A InBev, nova denominação da cervejaria belga Interbrew, divulgou ontem o preço que pretende pagar pelas ações ordinárias (com direito a voto) da AmBev que estão em poder do mercado. A oferta pública será feita em leilão na Bovespa até o final deste ano, segundo previsão de executivos da dona da Skol, Brahma e Antarctica.

A proposta dos belgas é pagar 353,28 euros por cada lote de mil. Em reais, isso corresponde hoje a cerca de R$ 1.258 – considerando a cotação média do euro de ontem (R$ 3,56). Mas o preço final em reais só pode ser calculado no dia do leilão, ainda sem data marcada.

Anteontem, o papel fechou cotado a R$ 1.190 por lote de mil. Ou seja, o preço da oferta é superior a esse número. Isso fez com que a ação subisse, ontem, mais de 3%, pois os investidores enxergam a oportunidade de ganhos até a data do leilão. A alta de 3,36% deixa agora o papel cotado a R$ 1.230.

A oferta estava prevista nos termos do negócio que cria a maior cervejaria do mundo em volume produzido, anunciado em março e concluído na sexta-feira passada. O edital da operação ainda depende de aprovação da CVM (Comissão de Valores Mobiliários). Estima-se que os belgas desembolsem até US$ 1,8 bilhão nessa oferta de ações remanescentes.

Segundo o comunicado da AmBev, o preço da oferta corresponde a 80% dos 441,60 euros, valor atribuído a cada lote de mil na operação de transferência de controle da companhia para a InBev. No jargão do mercado, esse direito do minoritário de receber 80% do valor pago aos controladores chama-se “tag along”.

A oferta envolverá um total de 3,5 bilhões de ações ordinárias em circulação no mercado – quantidade equivalente a 14% do total existente. Se concluída com adesão total dos acionistas, a participação dos belgas no capital votante da AmBev salta dos atuais 70% para 84%. Considerando o capital total (ações ordinárias mais preferenciais), a fatia sobe dos 51% para 55%.

● O que fazer:
Liste todos os valores em reais (com o símbolo R$) que aparecem no texto sobre a oferta pelas ações da AmBev.

● Material fornecido:
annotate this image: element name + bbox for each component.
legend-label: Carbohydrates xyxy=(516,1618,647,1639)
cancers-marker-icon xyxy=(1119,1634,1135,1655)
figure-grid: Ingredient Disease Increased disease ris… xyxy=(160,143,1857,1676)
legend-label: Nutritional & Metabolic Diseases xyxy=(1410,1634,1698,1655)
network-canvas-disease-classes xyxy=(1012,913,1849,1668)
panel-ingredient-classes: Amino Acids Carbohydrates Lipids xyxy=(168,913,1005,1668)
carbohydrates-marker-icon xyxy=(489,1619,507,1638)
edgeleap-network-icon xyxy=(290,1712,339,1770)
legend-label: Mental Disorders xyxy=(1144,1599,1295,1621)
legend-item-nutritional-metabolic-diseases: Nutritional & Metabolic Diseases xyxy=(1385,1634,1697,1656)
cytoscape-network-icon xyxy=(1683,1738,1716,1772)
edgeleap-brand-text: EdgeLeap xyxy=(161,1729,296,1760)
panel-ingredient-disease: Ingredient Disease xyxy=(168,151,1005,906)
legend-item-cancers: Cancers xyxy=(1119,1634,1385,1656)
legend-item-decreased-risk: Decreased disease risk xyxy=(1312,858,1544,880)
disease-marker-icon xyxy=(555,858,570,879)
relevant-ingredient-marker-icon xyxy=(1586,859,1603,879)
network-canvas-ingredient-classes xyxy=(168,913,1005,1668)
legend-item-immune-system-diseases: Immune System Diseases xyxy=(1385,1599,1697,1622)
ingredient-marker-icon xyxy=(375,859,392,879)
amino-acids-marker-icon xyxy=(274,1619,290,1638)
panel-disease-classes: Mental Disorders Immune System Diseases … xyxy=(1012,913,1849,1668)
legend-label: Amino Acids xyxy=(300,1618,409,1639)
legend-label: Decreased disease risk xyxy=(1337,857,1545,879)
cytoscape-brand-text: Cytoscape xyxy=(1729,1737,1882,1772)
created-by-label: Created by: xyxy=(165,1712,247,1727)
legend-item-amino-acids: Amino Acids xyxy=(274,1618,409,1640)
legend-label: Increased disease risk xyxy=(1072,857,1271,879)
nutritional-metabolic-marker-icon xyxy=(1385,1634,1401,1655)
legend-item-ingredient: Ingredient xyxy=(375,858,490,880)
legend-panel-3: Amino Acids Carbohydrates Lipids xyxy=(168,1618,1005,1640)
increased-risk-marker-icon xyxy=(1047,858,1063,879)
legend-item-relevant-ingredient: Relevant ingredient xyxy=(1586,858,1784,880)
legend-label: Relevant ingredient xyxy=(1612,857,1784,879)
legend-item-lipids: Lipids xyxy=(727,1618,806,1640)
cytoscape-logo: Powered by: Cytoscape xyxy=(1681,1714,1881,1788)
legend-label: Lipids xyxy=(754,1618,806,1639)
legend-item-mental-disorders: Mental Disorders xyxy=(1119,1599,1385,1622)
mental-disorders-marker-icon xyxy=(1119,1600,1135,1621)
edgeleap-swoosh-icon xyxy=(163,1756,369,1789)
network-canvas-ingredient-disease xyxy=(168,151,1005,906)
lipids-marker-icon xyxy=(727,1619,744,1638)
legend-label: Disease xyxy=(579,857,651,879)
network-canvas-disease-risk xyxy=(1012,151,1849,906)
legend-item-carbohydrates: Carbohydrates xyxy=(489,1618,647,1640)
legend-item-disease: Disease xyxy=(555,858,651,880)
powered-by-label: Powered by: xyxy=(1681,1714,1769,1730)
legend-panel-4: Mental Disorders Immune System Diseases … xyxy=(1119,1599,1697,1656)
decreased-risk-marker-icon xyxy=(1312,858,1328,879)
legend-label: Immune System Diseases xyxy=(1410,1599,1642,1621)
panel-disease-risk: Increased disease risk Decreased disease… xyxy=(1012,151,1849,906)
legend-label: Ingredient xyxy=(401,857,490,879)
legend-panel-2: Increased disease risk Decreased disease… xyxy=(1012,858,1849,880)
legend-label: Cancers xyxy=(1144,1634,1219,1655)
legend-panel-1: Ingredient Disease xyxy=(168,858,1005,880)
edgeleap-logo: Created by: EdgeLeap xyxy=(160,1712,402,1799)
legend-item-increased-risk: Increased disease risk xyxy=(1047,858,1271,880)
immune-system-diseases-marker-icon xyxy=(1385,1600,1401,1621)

● Resposta:
- R$ 1.258
- R$ 3,56
- R$ 1.190
- R$ 1.230